= 学習用テキスト =
オーダーシャツについて
今回は鎌倉シャツのホームページ向けに書いたオーダーについての寄稿文をそのまま載せさせていただきたいと思う。
今これを書いているのは2025年2/22(土)の7:00を少し回っていて、先程 Instagram でストーリーを上げたところである。
私にとって日々ブログ、FacebookやInstagramで何かを発信するのは大切な仕事だと捉えている。
私は著名人でも目立ちたいわけでもないので、仕事以外の内容はSNSに全く載せておらず、あくまで、鎌倉シャツで働く1人のビジネスマンの記録として発信したいだけである。
一方で、何かを発信すれば必ずアンチもいたりするので無傷ではいられない。
とはいえ、私自身は過去何かを発信したり、やってみたいことを他人に発したことがきっかけで、実現した事柄は一度や二度ではなかった経験を持っている。
そう、どんなに素晴らしいアイディアや考えをその人が持っていたとしても、発しなければ何も起こりはしないのだ。
ある本によると、
「多くの人は自分の実現したいことを他人に伝えることなくその人生を終える」
そうである。

= 取り組む内容 =
a - オーダーシャツについての文章で、筆者が日々何かを発信する場として挙げているものをすべて書き出してください。
b - オーダーシャツについての文章を、最後の一文の後から書き継いでください。

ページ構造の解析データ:
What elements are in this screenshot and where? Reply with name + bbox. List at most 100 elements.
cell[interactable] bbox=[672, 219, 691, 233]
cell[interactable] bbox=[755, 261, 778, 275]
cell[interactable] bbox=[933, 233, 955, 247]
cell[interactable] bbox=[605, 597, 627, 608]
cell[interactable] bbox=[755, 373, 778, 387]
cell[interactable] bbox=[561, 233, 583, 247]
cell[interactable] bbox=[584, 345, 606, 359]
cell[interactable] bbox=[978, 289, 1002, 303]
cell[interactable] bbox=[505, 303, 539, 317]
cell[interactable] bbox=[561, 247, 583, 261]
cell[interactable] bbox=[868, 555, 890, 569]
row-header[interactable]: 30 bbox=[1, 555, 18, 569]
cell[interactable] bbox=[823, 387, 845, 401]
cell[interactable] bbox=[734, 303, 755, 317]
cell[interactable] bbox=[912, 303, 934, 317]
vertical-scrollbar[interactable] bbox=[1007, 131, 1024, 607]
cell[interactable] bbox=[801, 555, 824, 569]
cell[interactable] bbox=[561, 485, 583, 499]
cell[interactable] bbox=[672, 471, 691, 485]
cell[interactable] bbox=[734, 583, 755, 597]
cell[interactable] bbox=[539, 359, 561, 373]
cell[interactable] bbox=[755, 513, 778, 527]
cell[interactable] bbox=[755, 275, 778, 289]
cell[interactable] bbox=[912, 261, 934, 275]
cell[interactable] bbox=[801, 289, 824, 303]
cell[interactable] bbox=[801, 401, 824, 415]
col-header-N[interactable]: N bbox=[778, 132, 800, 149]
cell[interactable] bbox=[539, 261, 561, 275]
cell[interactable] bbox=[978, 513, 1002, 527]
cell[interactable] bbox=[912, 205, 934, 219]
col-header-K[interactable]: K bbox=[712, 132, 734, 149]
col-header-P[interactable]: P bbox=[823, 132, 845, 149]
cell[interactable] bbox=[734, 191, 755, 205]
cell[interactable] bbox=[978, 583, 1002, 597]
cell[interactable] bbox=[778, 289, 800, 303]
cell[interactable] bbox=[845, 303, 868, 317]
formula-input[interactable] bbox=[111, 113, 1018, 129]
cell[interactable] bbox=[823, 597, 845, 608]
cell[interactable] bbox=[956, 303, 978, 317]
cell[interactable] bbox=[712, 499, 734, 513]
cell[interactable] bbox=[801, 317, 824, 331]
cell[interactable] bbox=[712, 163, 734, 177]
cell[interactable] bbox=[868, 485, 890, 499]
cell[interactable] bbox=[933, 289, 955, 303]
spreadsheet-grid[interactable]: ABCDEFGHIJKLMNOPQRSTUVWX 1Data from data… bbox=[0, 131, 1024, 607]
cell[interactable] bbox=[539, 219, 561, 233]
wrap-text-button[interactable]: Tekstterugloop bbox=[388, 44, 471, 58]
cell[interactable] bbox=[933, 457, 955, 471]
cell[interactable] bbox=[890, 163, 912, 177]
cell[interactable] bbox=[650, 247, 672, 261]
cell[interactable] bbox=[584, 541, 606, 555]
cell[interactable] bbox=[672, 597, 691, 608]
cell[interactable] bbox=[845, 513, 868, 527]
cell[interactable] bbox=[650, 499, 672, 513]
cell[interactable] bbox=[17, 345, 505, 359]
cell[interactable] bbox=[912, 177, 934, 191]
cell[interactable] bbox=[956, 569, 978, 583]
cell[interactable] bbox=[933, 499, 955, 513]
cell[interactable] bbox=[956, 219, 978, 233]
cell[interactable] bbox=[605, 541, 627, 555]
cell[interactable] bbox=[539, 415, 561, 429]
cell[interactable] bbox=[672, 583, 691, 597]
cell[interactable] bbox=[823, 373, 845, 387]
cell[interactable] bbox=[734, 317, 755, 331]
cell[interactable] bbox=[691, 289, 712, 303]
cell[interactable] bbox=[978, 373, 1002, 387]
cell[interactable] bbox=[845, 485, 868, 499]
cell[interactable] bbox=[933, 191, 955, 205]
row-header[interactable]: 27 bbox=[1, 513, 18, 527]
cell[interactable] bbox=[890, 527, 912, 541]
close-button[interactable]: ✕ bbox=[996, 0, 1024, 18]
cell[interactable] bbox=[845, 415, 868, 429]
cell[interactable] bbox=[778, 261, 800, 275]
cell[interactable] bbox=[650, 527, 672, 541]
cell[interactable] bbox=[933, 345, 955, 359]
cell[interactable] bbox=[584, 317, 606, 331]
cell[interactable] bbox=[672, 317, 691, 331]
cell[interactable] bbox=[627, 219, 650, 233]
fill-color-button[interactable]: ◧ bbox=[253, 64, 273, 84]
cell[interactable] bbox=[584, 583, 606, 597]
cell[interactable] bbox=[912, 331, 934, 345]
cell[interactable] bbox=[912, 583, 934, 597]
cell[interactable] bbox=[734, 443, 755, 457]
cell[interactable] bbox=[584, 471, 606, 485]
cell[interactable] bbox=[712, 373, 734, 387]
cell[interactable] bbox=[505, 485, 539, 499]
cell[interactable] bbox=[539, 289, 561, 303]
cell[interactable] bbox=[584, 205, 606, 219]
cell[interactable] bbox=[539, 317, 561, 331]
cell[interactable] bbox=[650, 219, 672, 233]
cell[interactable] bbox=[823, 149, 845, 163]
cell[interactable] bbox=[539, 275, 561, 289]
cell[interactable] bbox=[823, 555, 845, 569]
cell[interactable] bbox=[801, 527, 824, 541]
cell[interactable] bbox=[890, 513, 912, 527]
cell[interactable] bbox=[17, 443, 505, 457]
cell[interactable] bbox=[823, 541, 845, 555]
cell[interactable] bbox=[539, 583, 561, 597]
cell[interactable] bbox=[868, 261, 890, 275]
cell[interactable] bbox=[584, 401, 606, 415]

= 課題の解答 =
a - ブログ、Facebook、Instagram

b -
発信する。しない。どちらが良い悪いではなく、好みの問題とも言えそうだが、この辺りで本題に移りたいと思う。
今回は鎌倉シャツのホームページ向けに書いた オーダーについての寄稿文 をそのまま載せさせていただきたいと思う。
私は、自分で書いた物を読み返したりしないのだが、せっかく書いたのでどこに載っているかくらいは確認したく、探してみたところ例によって、WEBページのかなり奥底にあったのでディグして再発信とさせていただきたい。
このブログを読んでくれたあなたが、鎌倉シャツやオーダーについて考えを深めるきっかけになればそれに勝るものはないので、是非ご覧いただきたいと思う。
以下、寄稿文

「オーダー」
「オーダー」…その言葉からは、優美で特別な力を感じることが出来ます。
しかし、オーダーであれば、どれでも何でも安心と思うのはやや早計であり、注意を払う必要があります。
以前、私は鎌倉シャツ生粋のシャツマニアである宮澤と様々なシャツの試作を繰り返していました。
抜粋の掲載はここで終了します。